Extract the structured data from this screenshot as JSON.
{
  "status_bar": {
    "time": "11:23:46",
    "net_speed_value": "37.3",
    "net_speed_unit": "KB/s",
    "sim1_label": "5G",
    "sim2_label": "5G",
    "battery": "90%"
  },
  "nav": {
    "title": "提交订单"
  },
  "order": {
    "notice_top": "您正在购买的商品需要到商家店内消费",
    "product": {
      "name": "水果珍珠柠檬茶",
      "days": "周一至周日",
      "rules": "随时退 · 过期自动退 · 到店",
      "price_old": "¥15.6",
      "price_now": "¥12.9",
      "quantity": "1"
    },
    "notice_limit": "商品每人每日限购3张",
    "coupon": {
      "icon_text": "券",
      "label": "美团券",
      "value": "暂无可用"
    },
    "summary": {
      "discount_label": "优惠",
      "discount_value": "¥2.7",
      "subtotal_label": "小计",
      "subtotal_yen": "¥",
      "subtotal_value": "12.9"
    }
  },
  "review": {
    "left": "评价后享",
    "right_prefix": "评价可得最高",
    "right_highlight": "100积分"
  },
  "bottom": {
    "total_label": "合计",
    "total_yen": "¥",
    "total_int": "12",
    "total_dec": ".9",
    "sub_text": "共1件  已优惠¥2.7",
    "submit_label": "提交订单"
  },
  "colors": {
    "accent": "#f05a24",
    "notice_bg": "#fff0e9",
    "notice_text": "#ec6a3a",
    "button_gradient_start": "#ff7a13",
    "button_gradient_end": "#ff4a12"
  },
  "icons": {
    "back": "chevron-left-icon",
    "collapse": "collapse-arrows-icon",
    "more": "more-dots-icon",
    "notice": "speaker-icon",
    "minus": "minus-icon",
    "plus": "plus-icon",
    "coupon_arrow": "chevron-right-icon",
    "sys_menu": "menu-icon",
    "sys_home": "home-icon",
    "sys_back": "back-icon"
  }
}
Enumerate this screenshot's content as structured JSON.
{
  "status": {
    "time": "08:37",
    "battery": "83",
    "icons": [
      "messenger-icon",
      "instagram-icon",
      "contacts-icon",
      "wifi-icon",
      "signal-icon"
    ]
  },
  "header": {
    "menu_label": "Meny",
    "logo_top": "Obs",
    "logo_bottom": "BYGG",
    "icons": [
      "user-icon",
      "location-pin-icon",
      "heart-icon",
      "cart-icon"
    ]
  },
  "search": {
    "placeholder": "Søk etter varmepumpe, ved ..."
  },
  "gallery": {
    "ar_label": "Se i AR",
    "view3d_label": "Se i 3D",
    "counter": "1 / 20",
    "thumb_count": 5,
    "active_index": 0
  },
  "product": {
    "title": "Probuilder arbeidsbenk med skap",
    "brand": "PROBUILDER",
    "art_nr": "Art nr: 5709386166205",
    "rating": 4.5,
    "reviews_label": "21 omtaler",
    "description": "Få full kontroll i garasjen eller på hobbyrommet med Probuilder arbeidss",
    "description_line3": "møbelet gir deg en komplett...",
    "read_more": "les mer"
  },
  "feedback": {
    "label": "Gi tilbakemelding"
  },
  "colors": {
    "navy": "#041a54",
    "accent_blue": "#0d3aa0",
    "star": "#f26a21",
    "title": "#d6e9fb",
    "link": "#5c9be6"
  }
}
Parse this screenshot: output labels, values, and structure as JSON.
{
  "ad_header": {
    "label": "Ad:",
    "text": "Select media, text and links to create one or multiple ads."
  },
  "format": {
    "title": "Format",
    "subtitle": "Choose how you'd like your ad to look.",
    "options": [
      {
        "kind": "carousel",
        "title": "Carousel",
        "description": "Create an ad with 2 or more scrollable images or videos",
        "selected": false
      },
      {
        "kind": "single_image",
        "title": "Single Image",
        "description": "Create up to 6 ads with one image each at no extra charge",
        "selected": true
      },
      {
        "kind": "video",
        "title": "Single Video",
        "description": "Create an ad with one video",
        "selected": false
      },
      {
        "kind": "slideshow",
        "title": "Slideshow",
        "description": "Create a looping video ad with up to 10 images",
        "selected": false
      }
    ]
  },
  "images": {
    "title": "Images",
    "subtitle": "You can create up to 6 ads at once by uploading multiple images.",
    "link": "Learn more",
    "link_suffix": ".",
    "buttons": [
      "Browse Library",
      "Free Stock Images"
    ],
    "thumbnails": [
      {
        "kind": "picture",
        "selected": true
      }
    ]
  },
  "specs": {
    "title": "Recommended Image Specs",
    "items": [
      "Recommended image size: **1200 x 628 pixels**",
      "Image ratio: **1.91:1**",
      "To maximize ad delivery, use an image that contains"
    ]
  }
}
★ ★ ★ ★ ★ ★ ★
What you are asked to do
Would you write down every record again, exactly?

Exercise output
Extract the structured data from this screenshot as JSON.
{
  "status_bar": {
    "time": "11:23:46",
    "net_speed_value": "37.3",
    "net_speed_unit": "KB/s",
    "sim1_label": "5G",
    "sim2_label": "5G",
    "battery": "90%"
  },
  "nav": {
    "title": "提交订单"
  },
  "order": {
    "notice_top": "您正在购买的商品需要到商家店内消费",
    "product": {
      "name": "水果珍珠柠檬茶",
      "days": "周一至周日",
      "rules": "随时退 · 过期自动退 · 到店",
      "price_old": "¥15.6",
      "price_now": "¥12.9",
      "quantity": "1"
    },
    "notice_limit": "商品每人每日限购3张",
    "coupon": {
      "icon_text": "券",
      "label": "美团券",
      "value": "暂无可用"
    },
    "summary": {
      "discount_label": "优惠",
      "discount_value": "¥2.7",
      "subtotal_label": "小计",
      "subtotal_yen": "¥",
      "subtotal_value": "12.9"
    }
  },
  "review": {
    "left": "评价后享",
    "right_prefix": "评价可得最高",
    "right_highlight": "100积分"
  },
  "bottom": {
    "total_label": "合计",
    "total_yen": "¥",
    "total_int": "12",
    "total_dec": ".9",
    "sub_text": "共1件  已优惠¥2.7",
    "submit_label": "提交订单"
  },
  "colors": {
    "accent": "#f05a24",
    "notice_bg": "#fff0e9",
    "notice_text": "#ec6a3a",
    "button_gradient_start": "#ff7a13",
    "button_gradient_end": "#ff4a12"
  },
  "icons": {
    "back": "chevron-left-icon",
    "collapse": "collapse-arrows-icon",
    "more": "more-dots-icon",
    "notice": "speaker-icon",
    "minus": "minus-icon",
    "plus": "plus-icon",
    "coupon_arrow": "chevron-right-icon",
    "sys_menu": "menu-icon",
    "sys_home": "home-icon",
    "sys_back": "back-icon"
  }
}
Enumerate this screenshot's content as structured JSON.
{
  "status": {
    "time": "08:37",
    "battery": "83",
    "icons": [
      "messenger-icon",
      "instagram-icon",
      "contacts-icon",
      "wifi-icon",
      "signal-icon"
    ]
  },
  "header": {
    "menu_label": "Meny",
    "logo_top": "Obs",
    "logo_bottom": "BYGG",
    "icons": [
      "user-icon",
      "location-pin-icon",
      "heart-icon",
      "cart-icon"
    ]
  },
  "search": {
    "placeholder": "Søk etter varmepumpe, ved ..."
  },
  "gallery": {
    "ar_label": "Se i AR",
    "view3d_label": "Se i 3D",
    "counter": "1 / 20",
    "thumb_count": 5,
    "active_index": 0
  },
  "product": {
    "title": "Probuilder arbeidsbenk med skap",
    "brand": "PROBUILDER",
    "art_nr": "Art nr: 5709386166205",
    "rating": 4.5,
    "reviews_label": "21 omtaler",
    "description": "Få full kontroll i garasjen eller på hobbyrommet med Probuilder arbeidss",
    "description_line3": "møbelet gir deg en komplett...",
    "read_more": "les mer"
  },
  "feedback": {
    "label": "Gi tilbakemelding"
  },
  "colors": {
    "navy": "#041a54",
    "accent_blue": "#0d3aa0",
    "star": "#f26a21",
    "title": "#d6e9fb",
    "link": "#5c9be6"
  }
}
Parse this screenshot: output labels, values, and structure as JSON.
{
  "ad_header": {
    "label": "Ad:",
    "text": "Select media, text and links to create one or multiple ads."
  },
  "format": {
    "title": "Format",
    "subtitle": "Choose how you'd like your ad to look.",
    "options": [
      {
        "kind": "carousel",
        "title": "Carousel",
        "description": "Create an ad with 2 or more scrollable images or videos",
        "selected": false
      },
      {
        "kind": "single_image",
        "title": "Single Image",
        "description": "Create up to 6 ads with one image each at no extra charge",
        "selected": true
      },
      {
        "kind": "video",
        "title": "Single Video",
        "description": "Create an ad with one video",
        "selected": false
      },
      {
        "kind": "slideshow",
        "title": "Slideshow",
        "description": "Create a looping video ad with up to 10 images",
        "selected": false
      }
    ]
  },
  "images": {
    "title": "Images",
    "subtitle": "You can create up to 6 ads at once by uploading multiple images.",
    "link": "Learn more",
    "link_suffix": ".",
    "buttons": [
      "Browse Library",
      "Free Stock Images"
    ],
    "thumbnails": [
      {
        "kind": "picture",
        "selected": true
      }
    ]
  },
  "specs": {
    "title": "Recommended Image Specs",
    "items": [
      "Recommended image size: **1200 x 628 pixels**",
      "Image ratio: **1.91:1**",
      "To maximize ad delivery, use an image that contains"
    ]
  }
}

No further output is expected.